··· Material shown

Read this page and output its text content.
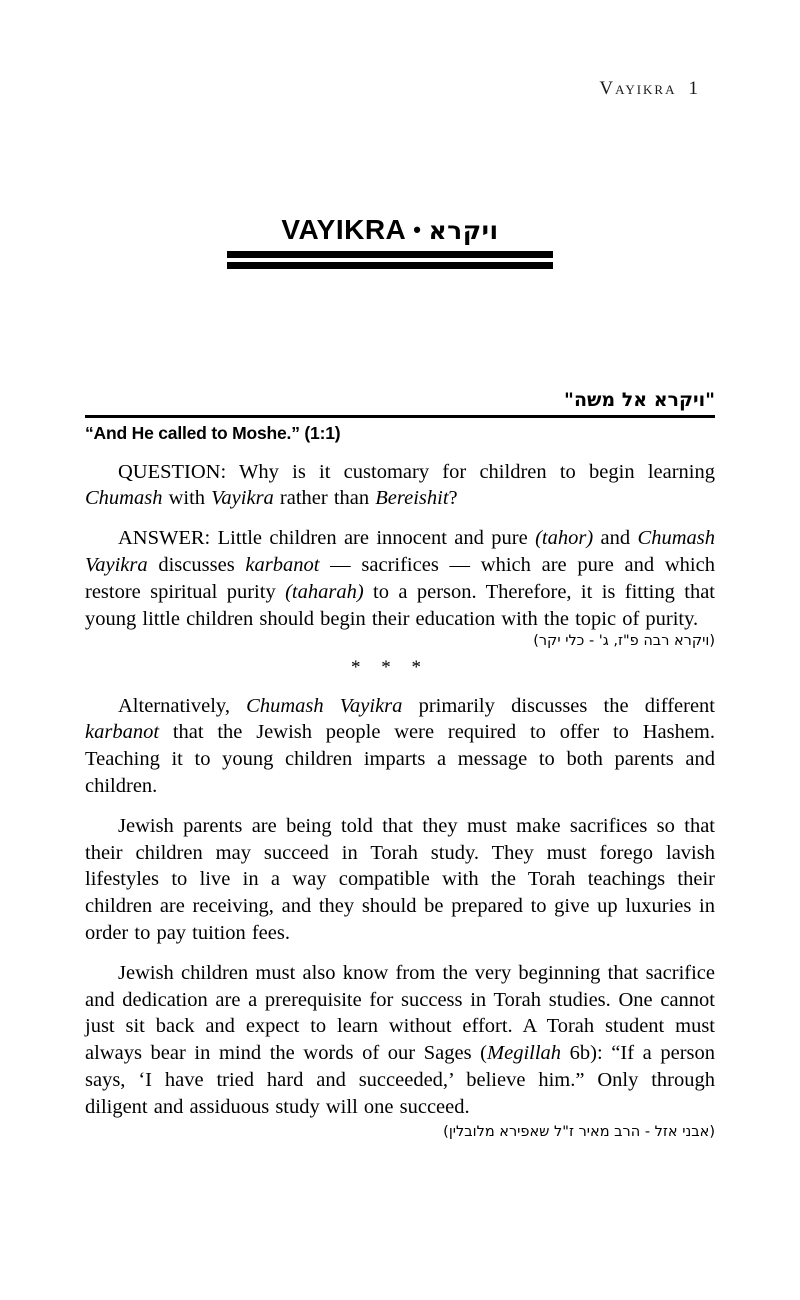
Vayikra 1
VAYIKRA • ויקרא
"ויקרא אל משה"
“And He called to Moshe.” (1:1)

QUESTION: Why is it customary for children to begin learning Chumash with Vayikra rather than Bereishit?

ANSWER: Little children are innocent and pure (tahor) and Chumash Vayikra discusses karbanot — sacrifices — which are pure and which restore spiritual purity (taharah) to a person. Therefore, it is fitting that young little children should begin their education with the topic of purity.

(ויקרא רבה פ"ז, ג' - כלי יקר)
* * *

Alternatively, Chumash Vayikra primarily discusses the different karbanot that the Jewish people were required to offer to Hashem. Teaching it to young children imparts a message to both parents and children.

Jewish parents are being told that they must make sacrifices so that their children may succeed in Torah study. They must forego lavish lifestyles to live in a way compatible with the Torah teachings their children are receiving, and they should be prepared to give up luxuries in order to pay tuition fees.

Jewish children must also know from the very beginning that sacrifice and dedication are a prerequisite for success in Torah studies. One cannot just sit back and expect to learn without effort. A Torah student must always bear in mind the words of our Sages (Megillah 6b): “If a person says, ‘I have tried hard and succeeded,’ believe him.” Only through diligent and assiduous study will one succeed.

(אבני אזל - הרב מאיר ז"ל שאפירא מלובלין)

······

= Problem =
Images in the records should not be copied. Repeat all the rest exactly.

= Written solution =
Read this page and output its text content.
Vayikra 1
VAYIKRA • ויקרא
"ויקרא אל משה"
“And He called to Moshe.” (1:1)

QUESTION: Why is it customary for children to begin learning Chumash with Vayikra rather than Bereishit?

ANSWER: Little children are innocent and pure (tahor) and Chumash Vayikra discusses karbanot — sacrifices — which are pure and which restore spiritual purity (taharah) to a person. Therefore, it is fitting that young little children should begin their education with the topic of purity.

(ויקרא רבה פ"ז, ג' - כלי יקר)
* * *

Alternatively, Chumash Vayikra primarily discusses the different karbanot that the Jewish people were required to offer to Hashem. Teaching it to young children imparts a message to both parents and children.

Jewish parents are being told that they must make sacrifices so that their children may succeed in Torah study. They must forego lavish lifestyles to live in a way compatible with the Torah teachings their children are receiving, and they should be prepared to give up luxuries in order to pay tuition fees.

Jewish children must also know from the very beginning that sacrifice and dedication are a prerequisite for success in Torah studies. One cannot just sit back and expect to learn without effort. A Torah student must always bear in mind the words of our Sages (Megillah 6b): “If a person says, ‘I have tried hard and succeeded,’ believe him.” Only through diligent and assiduous study will one succeed.

(אבני אזל - הרב מאיר ז"ל שאפירא מלובלין)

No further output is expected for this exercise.